Your task is to output the entries below word for word.

[Records contained in a dataset]

──────────

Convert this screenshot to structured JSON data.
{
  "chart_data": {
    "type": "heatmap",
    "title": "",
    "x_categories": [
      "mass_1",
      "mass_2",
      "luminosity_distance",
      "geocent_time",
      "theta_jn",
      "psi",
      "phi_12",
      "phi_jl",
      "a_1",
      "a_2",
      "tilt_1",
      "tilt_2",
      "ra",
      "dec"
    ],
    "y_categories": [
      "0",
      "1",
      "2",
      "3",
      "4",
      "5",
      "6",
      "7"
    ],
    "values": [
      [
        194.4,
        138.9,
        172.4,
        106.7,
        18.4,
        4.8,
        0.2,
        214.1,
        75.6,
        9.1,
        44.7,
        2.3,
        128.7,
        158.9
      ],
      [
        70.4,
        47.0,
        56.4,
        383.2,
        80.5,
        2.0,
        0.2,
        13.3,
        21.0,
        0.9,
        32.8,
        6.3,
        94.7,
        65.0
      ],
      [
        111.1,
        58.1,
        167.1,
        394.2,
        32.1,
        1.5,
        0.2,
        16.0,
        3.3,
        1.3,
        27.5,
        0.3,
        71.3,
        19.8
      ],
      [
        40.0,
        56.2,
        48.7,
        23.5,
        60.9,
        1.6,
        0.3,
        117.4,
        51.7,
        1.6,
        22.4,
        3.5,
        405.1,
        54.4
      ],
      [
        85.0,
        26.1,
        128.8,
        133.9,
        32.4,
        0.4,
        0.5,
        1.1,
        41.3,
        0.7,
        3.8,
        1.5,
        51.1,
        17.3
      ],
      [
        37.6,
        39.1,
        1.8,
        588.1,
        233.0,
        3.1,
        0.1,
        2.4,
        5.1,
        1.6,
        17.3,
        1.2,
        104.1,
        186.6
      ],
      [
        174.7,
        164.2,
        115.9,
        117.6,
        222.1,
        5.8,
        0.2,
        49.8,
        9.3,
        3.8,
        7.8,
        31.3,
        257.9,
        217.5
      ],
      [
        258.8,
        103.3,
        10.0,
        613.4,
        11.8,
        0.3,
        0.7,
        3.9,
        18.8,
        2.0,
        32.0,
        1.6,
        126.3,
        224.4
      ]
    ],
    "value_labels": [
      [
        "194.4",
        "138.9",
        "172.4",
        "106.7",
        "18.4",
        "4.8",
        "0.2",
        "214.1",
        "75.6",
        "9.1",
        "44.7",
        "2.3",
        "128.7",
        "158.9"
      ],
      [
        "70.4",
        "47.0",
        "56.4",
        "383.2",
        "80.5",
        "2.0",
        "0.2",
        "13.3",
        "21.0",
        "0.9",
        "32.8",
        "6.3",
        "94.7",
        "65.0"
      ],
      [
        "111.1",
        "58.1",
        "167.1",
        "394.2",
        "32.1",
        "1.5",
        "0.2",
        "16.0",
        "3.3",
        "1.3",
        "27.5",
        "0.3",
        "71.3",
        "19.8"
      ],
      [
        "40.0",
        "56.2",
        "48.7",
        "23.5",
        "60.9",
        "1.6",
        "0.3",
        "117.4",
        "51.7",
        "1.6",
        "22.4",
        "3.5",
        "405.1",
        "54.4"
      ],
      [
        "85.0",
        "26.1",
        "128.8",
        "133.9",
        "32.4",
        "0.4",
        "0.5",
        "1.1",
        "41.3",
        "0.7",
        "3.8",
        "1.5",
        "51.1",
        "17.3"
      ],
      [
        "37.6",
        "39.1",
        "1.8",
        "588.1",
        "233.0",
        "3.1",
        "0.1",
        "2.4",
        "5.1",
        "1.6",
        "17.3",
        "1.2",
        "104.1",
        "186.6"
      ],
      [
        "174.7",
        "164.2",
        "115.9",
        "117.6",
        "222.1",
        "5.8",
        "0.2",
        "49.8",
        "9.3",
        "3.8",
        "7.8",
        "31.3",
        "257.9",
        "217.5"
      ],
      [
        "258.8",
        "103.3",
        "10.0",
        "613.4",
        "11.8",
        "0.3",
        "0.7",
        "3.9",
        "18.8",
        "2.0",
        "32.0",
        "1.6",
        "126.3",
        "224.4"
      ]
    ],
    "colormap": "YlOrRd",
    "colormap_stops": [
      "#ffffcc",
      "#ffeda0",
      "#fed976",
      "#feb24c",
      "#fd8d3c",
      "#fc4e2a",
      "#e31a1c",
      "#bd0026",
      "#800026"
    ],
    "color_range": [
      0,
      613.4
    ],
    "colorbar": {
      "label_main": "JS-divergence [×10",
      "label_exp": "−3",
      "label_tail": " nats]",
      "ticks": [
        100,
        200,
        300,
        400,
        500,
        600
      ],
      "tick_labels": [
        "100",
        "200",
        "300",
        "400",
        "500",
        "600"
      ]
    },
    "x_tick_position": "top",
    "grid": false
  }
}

──────────

*Problem solution*.
Convert this screenshot to structured JSON data.
{
  "chart_data": {
    "type": "heatmap",
    "title": "",
    "x_categories": [
      "mass_1",
      "mass_2",
      "luminosity_distance",
      "geocent_time",
      "theta_jn",
      "psi",
      "phi_12",
      "phi_jl",
      "a_1",
      "a_2",
      "tilt_1",
      "tilt_2",
      "ra",
      "dec"
    ],
    "y_categories": [
      "0",
      "1",
      "2",
      "3",
      "4",
      "5",
      "6",
      "7"
    ],
    "values": [
      [
        194.4,
        138.9,
        172.4,
        106.7,
        18.4,
        4.8,
        0.2,
        214.1,
        75.6,
        9.1,
        44.7,
        2.3,
        128.7,
        158.9
      ],
      [
        70.4,
        47.0,
        56.4,
        383.2,
        80.5,
        2.0,
        0.2,
        13.3,
        21.0,
        0.9,
        32.8,
        6.3,
        94.7,
        65.0
      ],
      [
        111.1,
        58.1,
        167.1,
        394.2,
        32.1,
        1.5,
        0.2,
        16.0,
        3.3,
        1.3,
        27.5,
        0.3,
        71.3,
        19.8
      ],
      [
        40.0,
        56.2,
        48.7,
        23.5,
        60.9,
        1.6,
        0.3,
        117.4,
        51.7,
        1.6,
        22.4,
        3.5,
        405.1,
        54.4
      ],
      [
        85.0,
        26.1,
        128.8,
        133.9,
        32.4,
        0.4,
        0.5,
        1.1,
        41.3,
        0.7,
        3.8,
        1.5,
        51.1,
        17.3
      ],
      [
        37.6,
        39.1,
        1.8,
        588.1,
        233.0,
        3.1,
        0.1,
        2.4,
        5.1,
        1.6,
        17.3,
        1.2,
        104.1,
        186.6
      ],
      [
        174.7,
        164.2,
        115.9,
        117.6,
        222.1,
        5.8,
        0.2,
        49.8,
        9.3,
        3.8,
        7.8,
        31.3,
        257.9,
        217.5
      ],
      [
        258.8,
        103.3,
        10.0,
        613.4,
        11.8,
        0.3,
        0.7,
        3.9,
        18.8,
        2.0,
        32.0,
        1.6,
        126.3,
        224.4
      ]
    ],
    "value_labels": [
      [
        "194.4",
        "138.9",
        "172.4",
        "106.7",
        "18.4",
        "4.8",
        "0.2",
        "214.1",
        "75.6",
        "9.1",
        "44.7",
        "2.3",
        "128.7",
        "158.9"
      ],
      [
        "70.4",
        "47.0",
        "56.4",
        "383.2",
        "80.5",
        "2.0",
        "0.2",
        "13.3",
        "21.0",
        "0.9",
        "32.8",
        "6.3",
        "94.7",
        "65.0"
      ],
      [
        "111.1",
        "58.1",
        "167.1",
        "394.2",
        "32.1",
        "1.5",
        "0.2",
        "16.0",
        "3.3",
        "1.3",
        "27.5",
        "0.3",
        "71.3",
        "19.8"
      ],
      [
        "40.0",
        "56.2",
        "48.7",
        "23.5",
        "60.9",
        "1.6",
        "0.3",
        "117.4",
        "51.7",
        "1.6",
        "22.4",
        "3.5",
        "405.1",
        "54.4"
      ],
      [
        "85.0",
        "26.1",
        "128.8",
        "133.9",
        "32.4",
        "0.4",
        "0.5",
        "1.1",
        "41.3",
        "0.7",
        "3.8",
        "1.5",
        "51.1",
        "17.3"
      ],
      [
        "37.6",
        "39.1",
        "1.8",
        "588.1",
        "233.0",
        "3.1",
        "0.1",
        "2.4",
        "5.1",
        "1.6",
        "17.3",
        "1.2",
        "104.1",
        "186.6"
      ],
      [
        "174.7",
        "164.2",
        "115.9",
        "117.6",
        "222.1",
        "5.8",
        "0.2",
        "49.8",
        "9.3",
        "3.8",
        "7.8",
        "31.3",
        "257.9",
        "217.5"
      ],
      [
        "258.8",
        "103.3",
        "10.0",
        "613.4",
        "11.8",
        "0.3",
        "0.7",
        "3.9",
        "18.8",
        "2.0",
        "32.0",
        "1.6",
        "126.3",
        "224.4"
      ]
    ],
    "colormap": "YlOrRd",
    "colormap_stops": [
      "#ffffcc",
      "#ffeda0",
      "#fed976",
      "#feb24c",
      "#fd8d3c",
      "#fc4e2a",
      "#e31a1c",
      "#bd0026",
      "#800026"
    ],
    "color_range": [
      0,
      613.4
    ],
    "colorbar": {
      "label_main": "JS-divergence [×10",
      "label_exp": "−3",
      "label_tail": " nats]",
      "ticks": [
        100,
        200,
        300,
        400,
        500,
        600
      ],
      "tick_labels": [
        "100",
        "200",
        "300",
        "400",
        "500",
        "600"
      ]
    },
    "x_tick_position": "top",
    "grid": false
  }
}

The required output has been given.